• _DATA RECORDS_
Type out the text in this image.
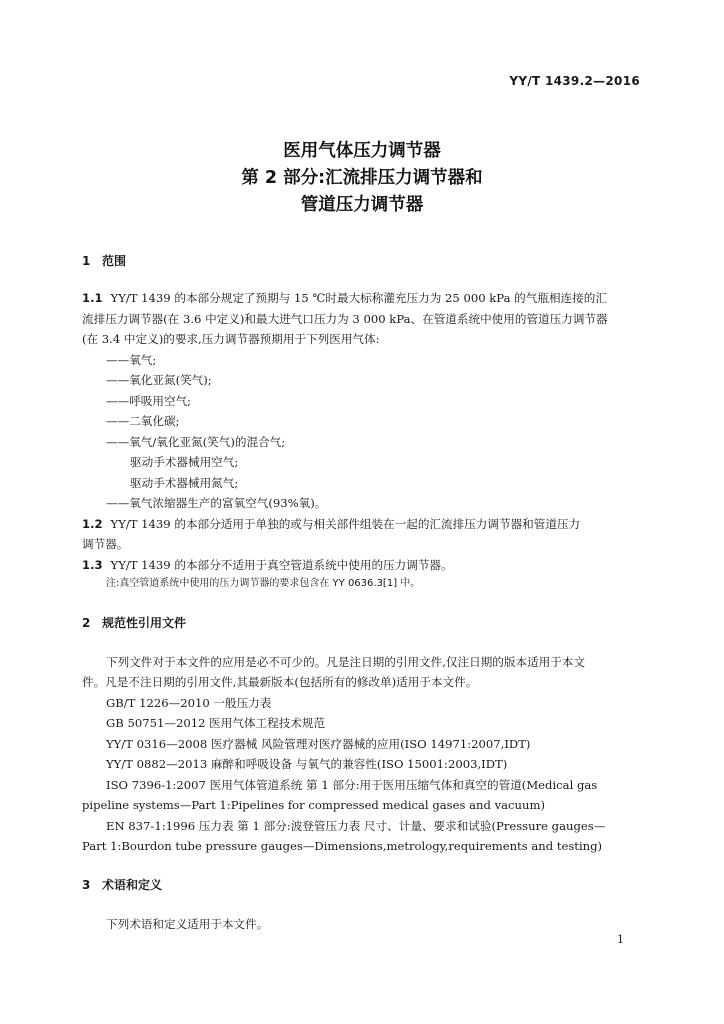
YY/T 1439.2—2016
医用气体压力调节器
第 2 部分:汇流排压力调节器和
管道压力调节器
1 范围
1.1 YY/T 1439 的本部分规定了预期与 15 ℃时最大标称灌充压力为 25 000 kPa 的气瓶相连接的汇
流排压力调节器(在 3.6 中定义)和最大进气口压力为 3 000 kPa、在管道系统中使用的管道压力调节器
(在 3.4 中定义)的要求,压力调节器预期用于下列医用气体:
——氧气;
——氧化亚氮(笑气);
——呼吸用空气;
——二氧化碳;
——氧气/氧化亚氮(笑气)的混合气;
驱动手术器械用空气;
驱动手术器械用氮气;
——氧气浓缩器生产的富氧空气(93%氧)。
1.2 YY/T 1439 的本部分适用于单独的或与相关部件组装在一起的汇流排压力调节器和管道压力
调节器。
1.3 YY/T 1439 的本部分不适用于真空管道系统中使用的压力调节器。
注:真空管道系统中使用的压力调节器的要求包含在 YY 0636.3[1] 中。
2 规范性引用文件
下列文件对于本文件的应用是必不可少的。凡是注日期的引用文件,仅注日期的版本适用于本文
件。凡是不注日期的引用文件,其最新版本(包括所有的修改单)适用于本文件。
GB/T 1226—2010 一般压力表
GB 50751—2012 医用气体工程技术规范
YY/T 0316—2008 医疗器械 风险管理对医疗器械的应用(ISO 14971:2007,IDT)
YY/T 0882—2013 麻醉和呼吸设备 与氧气的兼容性(ISO 15001:2003,IDT)
ISO 7396-1:2007 医用气体管道系统 第 1 部分:用于医用压缩气体和真空的管道(Medical gas
pipeline systems—Part 1:Pipelines for compressed medical gases and vacuum)
EN 837-1:1996 压力表 第 1 部分:波登管压力表 尺寸、计量、要求和试验(Pressure gauges—
Part 1:Bourdon tube pressure gauges—Dimensions,metrology,requirements and testing)
3 术语和定义
下列术语和定义适用于本文件。
1
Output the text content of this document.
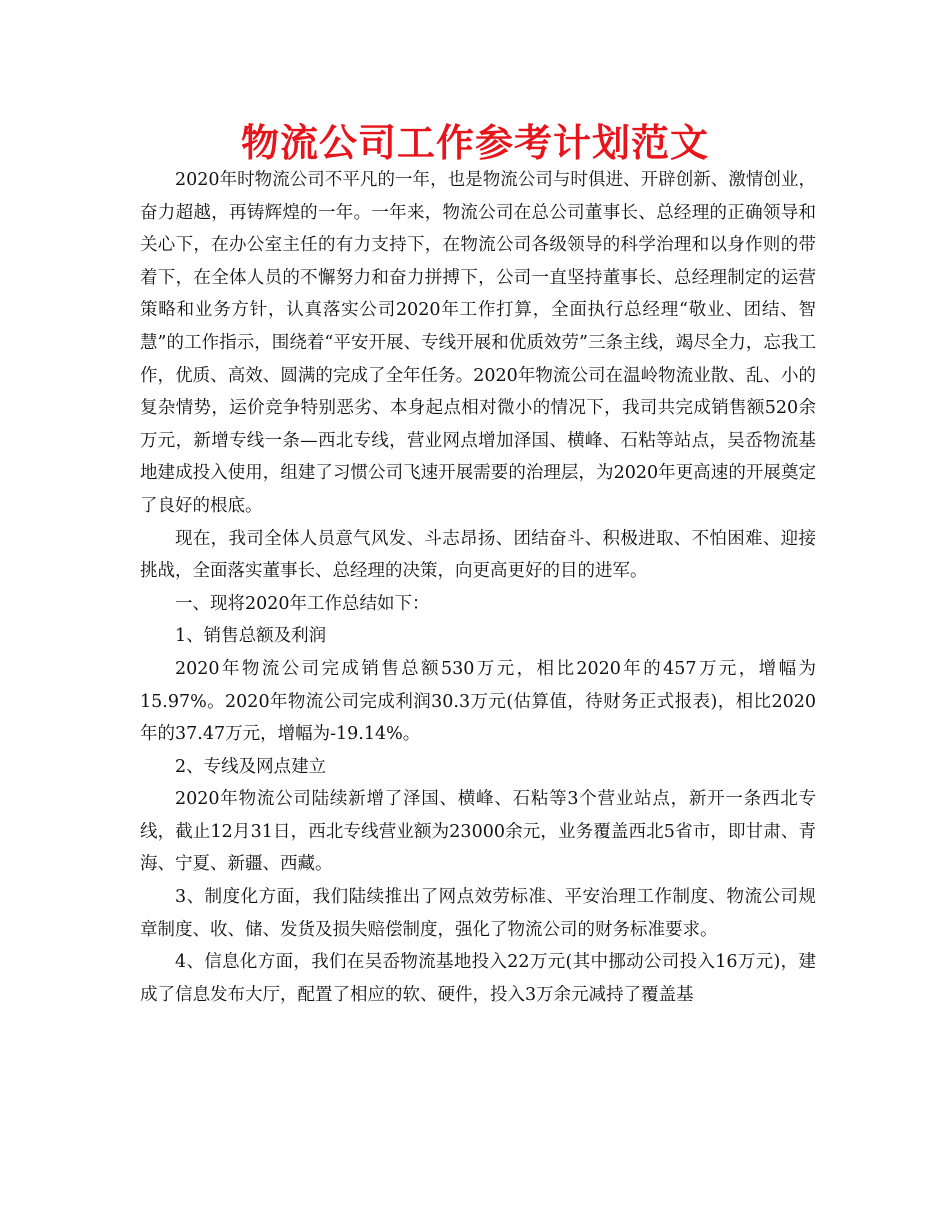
物流公司工作参考计划范文

2020年时物流公司不平凡的一年，也是物流公司与时俱进、开辟创新、激情创业，奋力超越，再铸辉煌的一年。一年来，物流公司在总公司董事长、总经理的正确领导和关心下，在办公室主任的有力支持下，在物流公司各级领导的科学治理和以身作则的带着下，在全体人员的不懈努力和奋力拼搏下，公司一直坚持董事长、总经理制定的运营策略和业务方针，认真落实公司2020年工作打算，全面执行总经理“敬业、团结、智慧”的工作指示，围绕着“平安开展、专线开展和优质效劳”三条主线，竭尽全力，忘我工作，优质、高效、圆满的完成了全年任务。2020年物流公司在温岭物流业散、乱、小的复杂情势，运价竞争特别恶劣、本身起点相对微小的情况下，我司共完成销售额520余万元，新增专线一条—西北专线，营业网点增加泽国、横峰、石粘等站点，吴岙物流基地建成投入使用，组建了习惯公司飞速开展需要的治理层，为2020年更高速的开展奠定了良好的根底。

现在，我司全体人员意气风发、斗志昂扬、团结奋斗、积极进取、不怕困难、迎接挑战，全面落实董事长、总经理的决策，向更高更好的目的进军。

一、现将2020年工作总结如下：

1、销售总额及利润

2020年物流公司完成销售总额530万元，相比2020年的457万元，增幅为15.97%。2020年物流公司完成利润30.3万元(估算值，待财务正式报表)，相比2020年的37.47万元，增幅为-19.14%。

2、专线及网点建立

2020年物流公司陆续新增了泽国、横峰、石粘等3个营业站点，新开一条西北专线，截止12月31日，西北专线营业额为23000余元，业务覆盖西北5省市，即甘肃、青海、宁夏、新疆、西藏。

3、制度化方面，我们陆续推出了网点效劳标准、平安治理工作制度、物流公司规章制度、收、储、发货及损失赔偿制度，强化了物流公司的财务标准要求。

4、信息化方面，我们在吴岙物流基地投入22万元(其中挪动公司投入16万元)，建成了信息发布大厅，配置了相应的软、硬件，投入3万余元减持了覆盖基
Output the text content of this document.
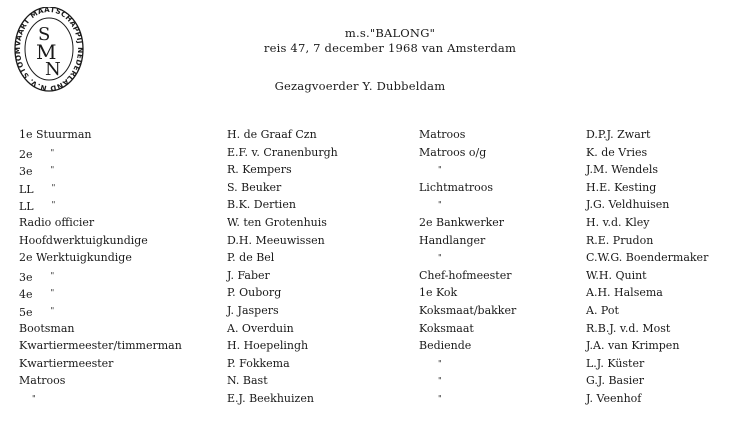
N.V. STOO AART MAATSCHAPPIJ EDERLAND
S
M
N
m.s."BALONG"
reis 47, 7 december 1968 van Amsterdam
Gezagvoerder Y. Dubbeldam
1e Stuurman
2e "
3e "
LL "
LL "
Radio officier
Hoofdwerktuigkundige
2e Werktuigkundige
3e "
4e "
5e "
Bootsman
Kwartiermeester/timmerman
Kwartiermeester
Matroos
"
H. de Graaf Czn
E.F. v. Cranenburgh
R. Kempers
S. Beuker
B.K. Dertien
W. ten Grotenhuis
D.H. Meeuwissen
P. de Bel
J. Faber
P. Ouborg
J. Jaspers
A. Overduin
H. Hoepelingh
P. Fokkema
N. Bast
E.J. Beekhuizen
Matroos
Matroos o/g
"
Lichtmatroos
"
2e Bankwerker
Handlanger
"
Chef-hofmeester
1e Kok
Koksmaat/bakker
Koksmaat
Bediende
"
"
"
D.P.J. Zwart
K. de Vries
J.M. Wendels
H.E. Kesting
J.G. Veldhuisen
H. v.d. Kley
R.E. Prudon
C.W.G. Boendermaker
W.H. Quint
A.H. Halsema
A. Pot
R.B.J. v.d. Most
J.A. van Krimpen
L.J. Küster
G.J. Basier
J. Veenhof
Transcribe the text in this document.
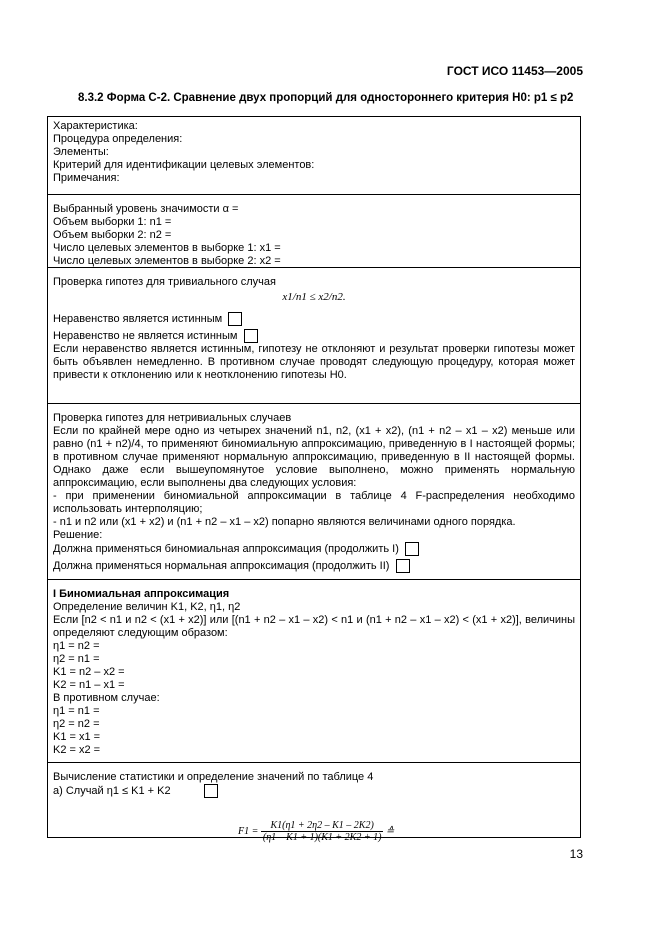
ГОСТ ИСО 11453—2005
8.3.2 Форма С-2. Сравнение двух пропорций для одностороннего критерия H0: p1 ≤ p2
Характеристика:
Процедура определения:
Элементы:
Критерий для идентификации целевых элементов:
Примечания:
Выбранный уровень значимости α =
Объем выборки 1: n1 =
Объем выборки 2: n2 =
Число целевых элементов в выборке 1: x1 =
Число целевых элементов в выборке 2: x2 =
Проверка гипотез для тривиального случая
x1/n1 ≤ x2/n2.
Неравенство является истинным
Неравенство не является истинным
Если неравенство является истинным, гипотезу не отклоняют и результат проверки гипотезы может быть объявлен немедленно. В противном случае проводят следующую процедуру, которая может привести к отклонению или к неотклонению гипотезы H0.
Проверка гипотез для нетривиальных случаев
Если по крайней мере одно из четырех значений n1, n2, (x1 + x2), (n1 + n2 – x1 – x2) меньше или равно (n1 + n2)/4, то применяют биномиальную аппроксимацию, приведенную в I настоящей формы; в противном случае применяют нормальную аппроксимацию, приведенную в II настоящей формы. Однако даже если вышеупомянутое условие выполнено, можно применять нормальную аппроксимацию, если выполнены два следующих условия:
- при применении биномиальной аппроксимации в таблице 4 F-распределения необходимо использовать интерполяцию;
- n1 и n2 или (x1 + x2) и (n1 + n2 – x1 – x2) попарно являются величинами одного порядка.
Решение:
Должна применяться биномиальная аппроксимация (продолжить I)
Должна применяться нормальная аппроксимация (продолжить II)
I Биномиальная аппроксимация
Определение величин K1, K2, η1, η2
Если [n2 < n1 и n2 < (x1 + x2)] или [(n1 + n2 – x1 – x2) < n1 и (n1 + n2 – x1 – x2) < (x1 + x2)], величины определяют следующим образом:
η1 = n2 =
η2 = n1 =
K1 = n2 – x2 =
K2 = n1 – x1 =
В противном случае:
η1 = n1 =
η2 = n2 =
K1 = x1 =
K2 = x2 =
Вычисление статистики и определение значений по таблице 4
а) Случай η1 ≤ K1 + K2
$F1 = \frac{K1(\eta 1 + 2\eta 2 - K1 - 2K2)}{(\eta 1 - K1 + 1)(K1 + 2K2 + 1)}$ ≙
13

• _PROBLEM STATEMENT_
Write the entries above out in full, exactly, with no images.

• _PROBLEM SOLUTION_
Type out the text in this image.
YY/T 1439.2—2016
医用气体压力调节器
第 2 部分:汇流排压力调节器和
管道压力调节器
1 范围
1.1 YY/T 1439 的本部分规定了预期与 15 ℃时最大标称灌充压力为 25 000 kPa 的气瓶相连接的汇
流排压力调节器(在 3.6 中定义)和最大进气口压力为 3 000 kPa、在管道系统中使用的管道压力调节器
(在 3.4 中定义)的要求,压力调节器预期用于下列医用气体:
——氧气;
——氧化亚氮(笑气);
——呼吸用空气;
——二氧化碳;
——氧气/氧化亚氮(笑气)的混合气;
驱动手术器械用空气;
驱动手术器械用氮气;
——氧气浓缩器生产的富氧空气(93%氧)。
1.2 YY/T 1439 的本部分适用于单独的或与相关部件组装在一起的汇流排压力调节器和管道压力
调节器。
1.3 YY/T 1439 的本部分不适用于真空管道系统中使用的压力调节器。
注:真空管道系统中使用的压力调节器的要求包含在 YY 0636.3[1] 中。
2 规范性引用文件
下列文件对于本文件的应用是必不可少的。凡是注日期的引用文件,仅注日期的版本适用于本文
件。凡是不注日期的引用文件,其最新版本(包括所有的修改单)适用于本文件。
GB/T 1226—2010 一般压力表
GB 50751—2012 医用气体工程技术规范
YY/T 0316—2008 医疗器械 风险管理对医疗器械的应用(ISO 14971:2007,IDT)
YY/T 0882—2013 麻醉和呼吸设备 与氧气的兼容性(ISO 15001:2003,IDT)
ISO 7396-1:2007 医用气体管道系统 第 1 部分:用于医用压缩气体和真空的管道(Medical gas
pipeline systems—Part 1:Pipelines for compressed medical gases and vacuum)
EN 837-1:1996 压力表 第 1 部分:波登管压力表 尺寸、计量、要求和试验(Pressure gauges—
Part 1:Bourdon tube pressure gauges—Dimensions,metrology,requirements and testing)
3 术语和定义
下列术语和定义适用于本文件。
1
Output the text content of this document.
物流公司工作参考计划范文

2020年时物流公司不平凡的一年，也是物流公司与时俱进、开辟创新、激情创业，奋力超越，再铸辉煌的一年。一年来，物流公司在总公司董事长、总经理的正确领导和关心下，在办公室主任的有力支持下，在物流公司各级领导的科学治理和以身作则的带着下，在全体人员的不懈努力和奋力拼搏下，公司一直坚持董事长、总经理制定的运营策略和业务方针，认真落实公司2020年工作打算，全面执行总经理“敬业、团结、智慧”的工作指示，围绕着“平安开展、专线开展和优质效劳”三条主线，竭尽全力，忘我工作，优质、高效、圆满的完成了全年任务。2020年物流公司在温岭物流业散、乱、小的复杂情势，运价竞争特别恶劣、本身起点相对微小的情况下，我司共完成销售额520余万元，新增专线一条—西北专线，营业网点增加泽国、横峰、石粘等站点，吴岙物流基地建成投入使用，组建了习惯公司飞速开展需要的治理层，为2020年更高速的开展奠定了良好的根底。

现在，我司全体人员意气风发、斗志昂扬、团结奋斗、积极进取、不怕困难、迎接挑战，全面落实董事长、总经理的决策，向更高更好的目的进军。

一、现将2020年工作总结如下：

1、销售总额及利润

2020年物流公司完成销售总额530万元，相比2020年的457万元，增幅为15.97%。2020年物流公司完成利润30.3万元(估算值，待财务正式报表)，相比2020年的37.47万元，增幅为-19.14%。

2、专线及网点建立

2020年物流公司陆续新增了泽国、横峰、石粘等3个营业站点，新开一条西北专线，截止12月31日，西北专线营业额为23000余元，业务覆盖西北5省市，即甘肃、青海、宁夏、新疆、西藏。

3、制度化方面，我们陆续推出了网点效劳标准、平安治理工作制度、物流公司规章制度、收、储、发货及损失赔偿制度，强化了物流公司的财务标准要求。

4、信息化方面，我们在吴岙物流基地投入22万元(其中挪动公司投入16万元)，建成了信息发布大厅，配置了相应的软、硬件，投入3万余元减持了覆盖基
Output the text content of this document.
N.V. STOO AART MAATSCHAPPIJ EDERLAND
S
M
N
m.s."BALONG"
reis 47, 7 december 1968 van Amsterdam
Gezagvoerder Y. Dubbeldam
1e Stuurman
2e "
3e "
LL "
LL "
Radio officier
Hoofdwerktuigkundige
2e Werktuigkundige
3e "
4e "
5e "
Bootsman
Kwartiermeester/timmerman
Kwartiermeester
Matroos
"
H. de Graaf Czn
E.F. v. Cranenburgh
R. Kempers
S. Beuker
B.K. Dertien
W. ten Grotenhuis
D.H. Meeuwissen
P. de Bel
J. Faber
P. Ouborg
J. Jaspers
A. Overduin
H. Hoepelingh
P. Fokkema
N. Bast
E.J. Beekhuizen
Matroos
Matroos o/g
"
Lichtmatroos
"
2e Bankwerker
Handlanger
"
Chef-hofmeester
1e Kok
Koksmaat/bakker
Koksmaat
Bediende
"
"
"
D.P.J. Zwart
K. de Vries
J.M. Wendels
H.E. Kesting
J.G. Veldhuisen
H. v.d. Kley
R.E. Prudon
C.W.G. Boendermaker
W.H. Quint
A.H. Halsema
A. Pot
R.B.J. v.d. Most
J.A. van Krimpen
L.J. Küster
G.J. Basier
J. Veenhof
Transcribe the text in this document.
ГОСТ ИСО 11453—2005
8.3.2 Форма С-2. Сравнение двух пропорций для одностороннего критерия H0: p1 ≤ p2
Характеристика:
Процедура определения:
Элементы:
Критерий для идентификации целевых элементов:
Примечания:
Выбранный уровень значимости α =
Объем выборки 1: n1 =
Объем выборки 2: n2 =
Число целевых элементов в выборке 1: x1 =
Число целевых элементов в выборке 2: x2 =
Проверка гипотез для тривиального случая
x1/n1 ≤ x2/n2.
Неравенство является истинным
Неравенство не является истинным
Если неравенство является истинным, гипотезу не отклоняют и результат проверки гипотезы может быть объявлен немедленно. В противном случае проводят следующую процедуру, которая может привести к отклонению или к неотклонению гипотезы H0.
Проверка гипотез для нетривиальных случаев
Если по крайней мере одно из четырех значений n1, n2, (x1 + x2), (n1 + n2 – x1 – x2) меньше или равно (n1 + n2)/4, то применяют биномиальную аппроксимацию, приведенную в I настоящей формы; в противном случае применяют нормальную аппроксимацию, приведенную в II настоящей формы. Однако даже если вышеупомянутое условие выполнено, можно применять нормальную аппроксимацию, если выполнены два следующих условия:
- при применении биномиальной аппроксимации в таблице 4 F-распределения необходимо использовать интерполяцию;
- n1 и n2 или (x1 + x2) и (n1 + n2 – x1 – x2) попарно являются величинами одного порядка.
Решение:
Должна применяться биномиальная аппроксимация (продолжить I)
Должна применяться нормальная аппроксимация (продолжить II)
I Биномиальная аппроксимация
Определение величин K1, K2, η1, η2
Если [n2 < n1 и n2 < (x1 + x2)] или [(n1 + n2 – x1 – x2) < n1 и (n1 + n2 – x1 – x2) < (x1 + x2)], величины определяют следующим образом:
η1 = n2 =
η2 = n1 =
K1 = n2 – x2 =
K2 = n1 – x1 =
В противном случае:
η1 = n1 =
η2 = n2 =
K1 = x1 =
K2 = x2 =
Вычисление статистики и определение значений по таблице 4
а) Случай η1 ≤ K1 + K2
$F1 = \frac{K1(\eta 1 + 2\eta 2 - K1 - 2K2)}{(\eta 1 - K1 + 1)(K1 + 2K2 + 1)}$ ≙
13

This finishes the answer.